Excerpt to read —
◆ ◆ ◆
Tetracycline derivatives and ceftriaxone, a cephalosporin antibiotic, protect neurons against apoptosis induced by ionizing radiation.

DNA damage induced by low doses of ionizing radiation causes apoptosis, which is partially mediated via the generation of free radicals. Both free radicals and apoptosis are involved in the majority of brain diseases, including stroke, Alzheimer's disease and amyotrophic lateral sclerosis. Because previous studies have shown that tetracycline derivatives doxycycline and minocycline have anti-inflammatory effects and are protective against brain ischemia, we studied whether minocycline and doxycycline or ceftriaxone, a cephalosporin antibiotic with the potential to inhibit excitotoxicity, protect neurons against ionizing radiation in primary cortical cultures. A single dose of 1 Gy significantly increased lactate dehydrogenase release, induced DNA fragmentation in neurons and triggered microglial proliferation. Treatment with minocycline (20 nM), doxycycline (20 nM) and ceftriaxone (1 microM) significantly reduced irradiation-induced lactate dehydrogenase release and DNA fragmentation. The most efficient protection was achieved by minocycline treatment, which also inhibited the irradiation-induced increase in microglial cell number. Our results suggest that some tetracycline derivatives, such as doxycycline and minocycline, and ceftriaxone, a cephalosporin derivative, protect neurons against apoptotic death.
◆ ◆ ◆
Exercise — In the abstract on antibiotics that protect neurons from radiation, which treatment gave the most efficient protection?

[Document layout detection data]
◆ ◆ ◆
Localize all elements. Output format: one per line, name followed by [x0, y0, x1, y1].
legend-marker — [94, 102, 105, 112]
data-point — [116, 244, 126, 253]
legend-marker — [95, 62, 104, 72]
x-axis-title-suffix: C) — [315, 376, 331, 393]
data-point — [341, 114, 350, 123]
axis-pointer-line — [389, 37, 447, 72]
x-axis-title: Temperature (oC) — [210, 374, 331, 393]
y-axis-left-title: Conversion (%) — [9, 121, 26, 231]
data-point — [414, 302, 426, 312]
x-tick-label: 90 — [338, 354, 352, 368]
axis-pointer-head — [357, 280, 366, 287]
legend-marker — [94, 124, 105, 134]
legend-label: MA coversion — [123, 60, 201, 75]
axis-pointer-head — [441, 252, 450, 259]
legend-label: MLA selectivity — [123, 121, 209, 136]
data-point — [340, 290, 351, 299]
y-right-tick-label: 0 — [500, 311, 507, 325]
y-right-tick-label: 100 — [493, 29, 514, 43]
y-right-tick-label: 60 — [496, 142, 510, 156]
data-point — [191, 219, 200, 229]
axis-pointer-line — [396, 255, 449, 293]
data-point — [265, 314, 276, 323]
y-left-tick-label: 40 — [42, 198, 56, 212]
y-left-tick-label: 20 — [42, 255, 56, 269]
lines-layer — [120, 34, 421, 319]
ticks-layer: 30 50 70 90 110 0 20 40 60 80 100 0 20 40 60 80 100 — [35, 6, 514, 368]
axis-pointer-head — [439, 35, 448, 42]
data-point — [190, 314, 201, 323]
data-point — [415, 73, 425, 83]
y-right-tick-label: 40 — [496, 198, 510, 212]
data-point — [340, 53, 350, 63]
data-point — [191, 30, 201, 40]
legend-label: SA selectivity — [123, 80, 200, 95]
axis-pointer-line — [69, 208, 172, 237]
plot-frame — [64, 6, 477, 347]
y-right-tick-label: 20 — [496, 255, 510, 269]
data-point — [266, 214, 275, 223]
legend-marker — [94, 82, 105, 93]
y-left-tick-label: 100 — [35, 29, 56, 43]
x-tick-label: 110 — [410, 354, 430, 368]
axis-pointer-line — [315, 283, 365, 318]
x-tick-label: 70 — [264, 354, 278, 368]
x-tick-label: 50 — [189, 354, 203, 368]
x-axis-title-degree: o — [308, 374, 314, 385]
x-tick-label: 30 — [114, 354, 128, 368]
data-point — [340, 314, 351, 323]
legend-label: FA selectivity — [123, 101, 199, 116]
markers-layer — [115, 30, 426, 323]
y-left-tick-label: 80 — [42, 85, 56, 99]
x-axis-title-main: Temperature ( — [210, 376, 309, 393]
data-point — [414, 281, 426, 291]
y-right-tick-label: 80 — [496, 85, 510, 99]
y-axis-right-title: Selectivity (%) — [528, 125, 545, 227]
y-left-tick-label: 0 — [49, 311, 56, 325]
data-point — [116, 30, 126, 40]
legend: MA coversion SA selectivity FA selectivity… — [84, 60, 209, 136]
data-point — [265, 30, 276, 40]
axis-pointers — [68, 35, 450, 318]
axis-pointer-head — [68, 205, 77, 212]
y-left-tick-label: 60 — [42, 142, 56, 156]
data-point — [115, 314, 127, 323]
◆ ◆ ◆
Written answer — Minocycline treatment.